What is required → Copy every record word for word.

[Dataset entries]
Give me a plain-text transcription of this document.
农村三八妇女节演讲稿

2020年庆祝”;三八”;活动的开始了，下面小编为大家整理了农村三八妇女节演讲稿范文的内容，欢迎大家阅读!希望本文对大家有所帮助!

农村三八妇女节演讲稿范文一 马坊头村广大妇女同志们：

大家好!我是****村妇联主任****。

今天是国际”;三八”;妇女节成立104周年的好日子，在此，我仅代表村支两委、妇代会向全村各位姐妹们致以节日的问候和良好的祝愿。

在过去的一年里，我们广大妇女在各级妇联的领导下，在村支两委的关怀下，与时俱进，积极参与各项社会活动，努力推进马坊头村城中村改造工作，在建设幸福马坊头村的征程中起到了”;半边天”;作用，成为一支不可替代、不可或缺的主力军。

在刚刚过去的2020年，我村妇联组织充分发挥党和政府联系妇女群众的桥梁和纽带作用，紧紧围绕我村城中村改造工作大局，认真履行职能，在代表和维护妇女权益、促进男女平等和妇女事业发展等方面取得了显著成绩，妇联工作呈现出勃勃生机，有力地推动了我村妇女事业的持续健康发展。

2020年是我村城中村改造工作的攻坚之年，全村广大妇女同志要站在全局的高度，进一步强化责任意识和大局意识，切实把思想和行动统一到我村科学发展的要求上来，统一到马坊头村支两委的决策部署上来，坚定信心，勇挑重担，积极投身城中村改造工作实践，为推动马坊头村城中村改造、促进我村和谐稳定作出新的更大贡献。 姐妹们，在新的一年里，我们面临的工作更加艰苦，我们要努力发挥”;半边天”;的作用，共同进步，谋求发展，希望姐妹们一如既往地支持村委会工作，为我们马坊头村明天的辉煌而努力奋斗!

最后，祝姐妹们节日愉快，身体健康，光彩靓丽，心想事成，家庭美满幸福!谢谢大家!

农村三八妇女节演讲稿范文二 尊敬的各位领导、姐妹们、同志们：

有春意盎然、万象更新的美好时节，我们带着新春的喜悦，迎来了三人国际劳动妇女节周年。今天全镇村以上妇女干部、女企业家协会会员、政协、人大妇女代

Result for this task →
Give me a plain-text transcription of this document.
农村三八妇女节演讲稿

2020年庆祝”;三八”;活动的开始了，下面小编为大家整理了农村三八妇女节演讲稿范文的内容，欢迎大家阅读!希望本文对大家有所帮助!

农村三八妇女节演讲稿范文一 马坊头村广大妇女同志们：

大家好!我是****村妇联主任****。

今天是国际”;三八”;妇女节成立104周年的好日子，在此，我仅代表村支两委、妇代会向全村各位姐妹们致以节日的问候和良好的祝愿。

在过去的一年里，我们广大妇女在各级妇联的领导下，在村支两委的关怀下，与时俱进，积极参与各项社会活动，努力推进马坊头村城中村改造工作，在建设幸福马坊头村的征程中起到了”;半边天”;作用，成为一支不可替代、不可或缺的主力军。

在刚刚过去的2020年，我村妇联组织充分发挥党和政府联系妇女群众的桥梁和纽带作用，紧紧围绕我村城中村改造工作大局，认真履行职能，在代表和维护妇女权益、促进男女平等和妇女事业发展等方面取得了显著成绩，妇联工作呈现出勃勃生机，有力地推动了我村妇女事业的持续健康发展。

2020年是我村城中村改造工作的攻坚之年，全村广大妇女同志要站在全局的高度，进一步强化责任意识和大局意识，切实把思想和行动统一到我村科学发展的要求上来，统一到马坊头村支两委的决策部署上来，坚定信心，勇挑重担，积极投身城中村改造工作实践，为推动马坊头村城中村改造、促进我村和谐稳定作出新的更大贡献。 姐妹们，在新的一年里，我们面临的工作更加艰苦，我们要努力发挥”;半边天”;的作用，共同进步，谋求发展，希望姐妹们一如既往地支持村委会工作，为我们马坊头村明天的辉煌而努力奋斗!

最后，祝姐妹们节日愉快，身体健康，光彩靓丽，心想事成，家庭美满幸福!谢谢大家!

农村三八妇女节演讲稿范文二 尊敬的各位领导、姐妹们、同志们：

有春意盎然、万象更新的美好时节，我们带着新春的喜悦，迎来了三人国际劳动妇女节周年。今天全镇村以上妇女干部、女企业家协会会员、政协、人大妇女代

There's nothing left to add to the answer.